Input rows.
....................

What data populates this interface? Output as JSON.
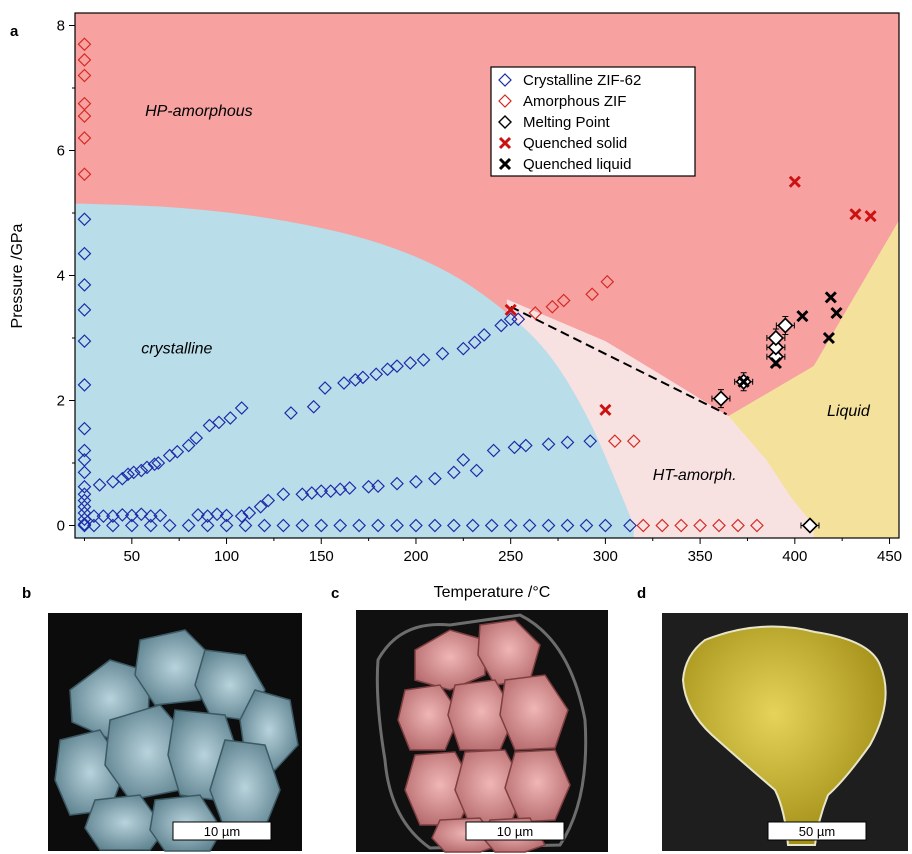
{
  "panels": {
    "a": "a",
    "b": "b",
    "c": "c",
    "d": "d"
  },
  "chart_data": {
    "type": "scatter",
    "xlabel": "Temperature /°C",
    "ylabel": "Pressure /GPa",
    "xlim": [
      20,
      455
    ],
    "ylim": [
      -0.2,
      8.2
    ],
    "xticks": [
      50,
      100,
      150,
      200,
      250,
      300,
      350,
      400,
      450
    ],
    "yticks": [
      0,
      2,
      4,
      6,
      8
    ],
    "grid": false,
    "legend_position": "top-right",
    "colors": {
      "hp_amorphous": "#f7a1a1",
      "crystalline": "#b9dde9",
      "ht_amorph": "#f8e1e1",
      "liquid": "#f4e19c",
      "crystalline_marker": "#1c2aa8",
      "amorphous_marker": "#d42a24",
      "quenched_solid": "#cc1111",
      "black": "#000000"
    },
    "regions": [
      {
        "name": "HP-amorphous",
        "label": "HP-amorphous",
        "label_at": [
          57,
          6.55
        ]
      },
      {
        "name": "crystalline",
        "label": "crystalline",
        "label_at": [
          55,
          2.75
        ]
      },
      {
        "name": "HT-amorph",
        "label": "HT-amorph.",
        "label_at": [
          325,
          0.73
        ]
      },
      {
        "name": "Liquid",
        "label": "Liquid",
        "label_at": [
          417,
          1.75
        ]
      }
    ],
    "boundaries": {
      "crystalline": [
        [
          24,
          5.15
        ],
        [
          75,
          5.1
        ],
        [
          125,
          4.92
        ],
        [
          175,
          4.6
        ],
        [
          215,
          4.12
        ],
        [
          245,
          3.5
        ],
        [
          270,
          2.8
        ],
        [
          290,
          1.8
        ],
        [
          303,
          0.9
        ],
        [
          315,
          0
        ]
      ],
      "hp_lower": [
        [
          248,
          3.62
        ],
        [
          300,
          2.95
        ],
        [
          330,
          2.4
        ],
        [
          365,
          1.75
        ],
        [
          410,
          2.55
        ],
        [
          455,
          4.88
        ]
      ],
      "ht_lower": [
        [
          365,
          1.75
        ],
        [
          385,
          1.05
        ],
        [
          398,
          0.45
        ],
        [
          410,
          0
        ]
      ]
    },
    "series": [
      {
        "name": "Crystalline ZIF-62",
        "marker": "diamond-open",
        "color": "#1c2aa8",
        "points": [
          [
            25,
            4.9
          ],
          [
            25,
            4.35
          ],
          [
            25,
            3.85
          ],
          [
            25,
            3.45
          ],
          [
            25,
            2.95
          ],
          [
            25,
            2.25
          ],
          [
            25,
            1.55
          ],
          [
            25,
            1.2
          ],
          [
            25,
            1.05
          ],
          [
            25,
            0.85
          ],
          [
            25,
            0.62
          ],
          [
            25,
            0.5
          ],
          [
            25,
            0.4
          ],
          [
            25,
            0.3
          ],
          [
            25,
            0.2
          ],
          [
            25,
            0.1
          ],
          [
            25,
            0.02
          ],
          [
            33,
            0.65
          ],
          [
            40,
            0.7
          ],
          [
            45,
            0.75
          ],
          [
            48,
            0.82
          ],
          [
            51,
            0.85
          ],
          [
            55,
            0.88
          ],
          [
            58,
            0.93
          ],
          [
            62,
            0.98
          ],
          [
            64,
            1.0
          ],
          [
            70,
            1.12
          ],
          [
            74,
            1.18
          ],
          [
            80,
            1.28
          ],
          [
            84,
            1.4
          ],
          [
            91,
            1.6
          ],
          [
            96,
            1.65
          ],
          [
            102,
            1.72
          ],
          [
            108,
            1.88
          ],
          [
            134,
            1.8
          ],
          [
            146,
            1.9
          ],
          [
            152,
            2.2
          ],
          [
            162,
            2.28
          ],
          [
            168,
            2.33
          ],
          [
            172,
            2.37
          ],
          [
            179,
            2.42
          ],
          [
            185,
            2.5
          ],
          [
            190,
            2.55
          ],
          [
            197,
            2.6
          ],
          [
            204,
            2.65
          ],
          [
            214,
            2.75
          ],
          [
            225,
            2.83
          ],
          [
            231,
            2.93
          ],
          [
            236,
            3.05
          ],
          [
            245,
            3.2
          ],
          [
            250,
            3.3
          ],
          [
            254,
            3.3
          ],
          [
            30,
            0.15
          ],
          [
            35,
            0.15
          ],
          [
            40,
            0.15
          ],
          [
            45,
            0.17
          ],
          [
            50,
            0.16
          ],
          [
            55,
            0.18
          ],
          [
            60,
            0.15
          ],
          [
            65,
            0.16
          ],
          [
            85,
            0.17
          ],
          [
            90,
            0.15
          ],
          [
            95,
            0.18
          ],
          [
            100,
            0.16
          ],
          [
            108,
            0.15
          ],
          [
            112,
            0.2
          ],
          [
            118,
            0.3
          ],
          [
            122,
            0.4
          ],
          [
            130,
            0.5
          ],
          [
            140,
            0.5
          ],
          [
            145,
            0.52
          ],
          [
            150,
            0.55
          ],
          [
            155,
            0.55
          ],
          [
            160,
            0.58
          ],
          [
            165,
            0.6
          ],
          [
            175,
            0.62
          ],
          [
            180,
            0.63
          ],
          [
            190,
            0.67
          ],
          [
            200,
            0.7
          ],
          [
            210,
            0.75
          ],
          [
            220,
            0.85
          ],
          [
            225,
            1.05
          ],
          [
            232,
            0.88
          ],
          [
            241,
            1.2
          ],
          [
            252,
            1.25
          ],
          [
            258,
            1.28
          ],
          [
            270,
            1.3
          ],
          [
            280,
            1.33
          ],
          [
            292,
            1.35
          ],
          [
            25,
            0
          ],
          [
            30,
            0
          ],
          [
            40,
            0
          ],
          [
            50,
            0
          ],
          [
            60,
            0
          ],
          [
            70,
            0
          ],
          [
            80,
            0
          ],
          [
            90,
            0
          ],
          [
            100,
            0
          ],
          [
            110,
            0
          ],
          [
            120,
            0
          ],
          [
            130,
            0
          ],
          [
            140,
            0
          ],
          [
            150,
            0
          ],
          [
            160,
            0
          ],
          [
            170,
            0
          ],
          [
            180,
            0
          ],
          [
            190,
            0
          ],
          [
            200,
            0
          ],
          [
            210,
            0
          ],
          [
            220,
            0
          ],
          [
            230,
            0
          ],
          [
            240,
            0
          ],
          [
            250,
            0
          ],
          [
            260,
            0
          ],
          [
            270,
            0
          ],
          [
            280,
            0
          ],
          [
            290,
            0
          ],
          [
            300,
            0
          ],
          [
            313,
            0
          ]
        ]
      },
      {
        "name": "Amorphous ZIF",
        "marker": "diamond-open",
        "color": "#d42a24",
        "points": [
          [
            25,
            7.7
          ],
          [
            25,
            7.45
          ],
          [
            25,
            7.2
          ],
          [
            25,
            6.75
          ],
          [
            25,
            6.55
          ],
          [
            25,
            6.2
          ],
          [
            25,
            5.62
          ],
          [
            263,
            3.4
          ],
          [
            272,
            3.5
          ],
          [
            278,
            3.6
          ],
          [
            293,
            3.7
          ],
          [
            301,
            3.9
          ],
          [
            305,
            1.35
          ],
          [
            315,
            1.35
          ],
          [
            320,
            0
          ],
          [
            330,
            0
          ],
          [
            340,
            0
          ],
          [
            350,
            0
          ],
          [
            360,
            0
          ],
          [
            370,
            0
          ],
          [
            380,
            0
          ]
        ]
      },
      {
        "name": "Melting Point",
        "marker": "diamond-filled-white",
        "color": "#000000",
        "points": [
          [
            361,
            2.03
          ],
          [
            373,
            2.3
          ],
          [
            390,
            2.7
          ],
          [
            390,
            2.85
          ],
          [
            390,
            3.0
          ],
          [
            395,
            3.2
          ],
          [
            408,
            0
          ]
        ]
      },
      {
        "name": "Quenched solid",
        "marker": "x",
        "color": "#cc1111",
        "points": [
          [
            400,
            5.5
          ],
          [
            432,
            4.98
          ],
          [
            440,
            4.95
          ],
          [
            250,
            3.45
          ],
          [
            300,
            1.85
          ]
        ]
      },
      {
        "name": "Quenched liquid",
        "marker": "x",
        "color": "#000000",
        "points": [
          [
            373,
            2.3
          ],
          [
            390,
            2.6
          ],
          [
            404,
            3.35
          ],
          [
            418,
            3.0
          ],
          [
            419,
            3.65
          ],
          [
            422,
            3.4
          ]
        ]
      }
    ],
    "error_bars_on": "Melting Point"
  },
  "images": {
    "b": {
      "label": "b",
      "scalebar": "10 µm",
      "tint": "#7fa6b3"
    },
    "c": {
      "label": "c",
      "scalebar": "10 µm",
      "tint": "#dd8f90"
    },
    "d": {
      "label": "d",
      "scalebar": "50 µm",
      "tint": "#c8b22a"
    }
  }
}
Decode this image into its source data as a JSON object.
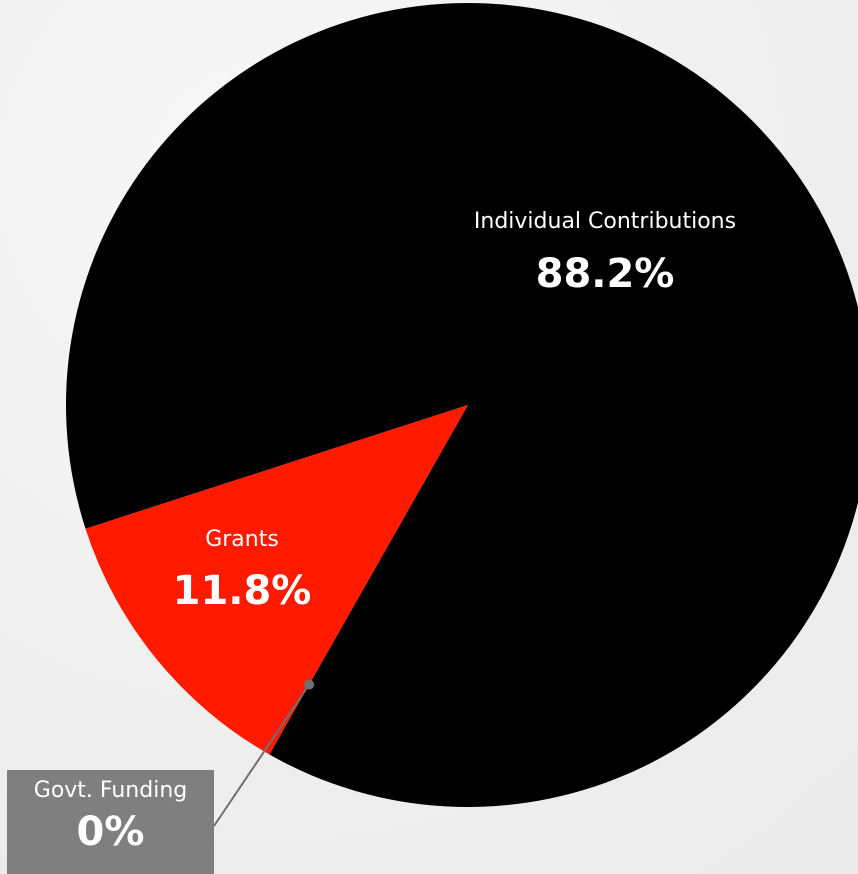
{
  "chart_data": {
    "type": "pie",
    "title": "",
    "slices": [
      {
        "name": "Individual Contributions",
        "value": 88.2,
        "value_label": "88.2%",
        "color": "#000000"
      },
      {
        "name": "Grants",
        "value": 11.8,
        "value_label": "11.8%",
        "color": "#ff1a00"
      },
      {
        "name": "Govt. Funding",
        "value": 0,
        "value_label": "0%",
        "color": "#7f7f7f"
      }
    ],
    "legend": "none"
  }
}
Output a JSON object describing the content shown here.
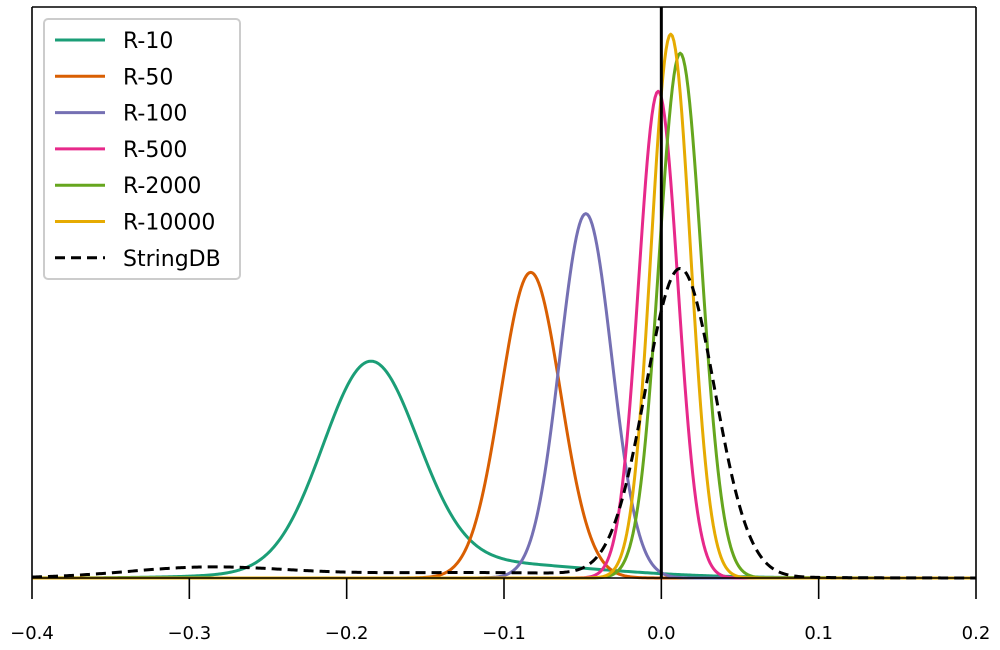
{
  "chart_data": {
    "type": "line",
    "title": "",
    "xlabel": "",
    "ylabel": "",
    "xlim": [
      -0.4,
      0.2
    ],
    "ylim": [
      0,
      1.05
    ],
    "xticks": [
      -0.4,
      -0.3,
      -0.2,
      -0.1,
      0.0,
      0.1,
      0.2
    ],
    "xtick_labels": [
      "−0.4",
      "−0.3",
      "−0.2",
      "−0.1",
      "0.0",
      "0.1",
      "0.2"
    ],
    "show_yticks": false,
    "grid": false,
    "vertical_reference_line_x": 0.0,
    "legend_position": "top-left",
    "series": [
      {
        "name": "R-10",
        "color": "#1b9e77",
        "dash": "solid",
        "components": [
          {
            "mu": -0.185,
            "sigma": 0.03,
            "amp": 0.375
          },
          {
            "mu": -0.13,
            "sigma": 0.08,
            "amp": 0.03
          }
        ]
      },
      {
        "name": "R-50",
        "color": "#d95f02",
        "dash": "solid",
        "components": [
          {
            "mu": -0.083,
            "sigma": 0.019,
            "amp": 0.562
          }
        ]
      },
      {
        "name": "R-100",
        "color": "#7570b3",
        "dash": "solid",
        "components": [
          {
            "mu": -0.048,
            "sigma": 0.0165,
            "amp": 0.67
          }
        ]
      },
      {
        "name": "R-500",
        "color": "#e7298a",
        "dash": "solid",
        "components": [
          {
            "mu": -0.002,
            "sigma": 0.0125,
            "amp": 0.895
          }
        ]
      },
      {
        "name": "R-2000",
        "color": "#66a61e",
        "dash": "solid",
        "components": [
          {
            "mu": 0.012,
            "sigma": 0.0135,
            "amp": 0.965
          }
        ]
      },
      {
        "name": "R-10000",
        "color": "#e6ab02",
        "dash": "solid",
        "components": [
          {
            "mu": 0.006,
            "sigma": 0.0125,
            "amp": 1.0
          }
        ]
      },
      {
        "name": "StringDB",
        "color": "#000000",
        "dash": "dashed",
        "components": [
          {
            "mu": 0.012,
            "sigma": 0.022,
            "amp": 0.565
          },
          {
            "mu": -0.29,
            "sigma": 0.05,
            "amp": 0.018
          },
          {
            "mu": -0.12,
            "sigma": 0.1,
            "amp": 0.01
          }
        ]
      }
    ]
  }
}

....................

Objective. Say how many lines in the records contain the string "Melting", and say nothing else.

Expected answer. 2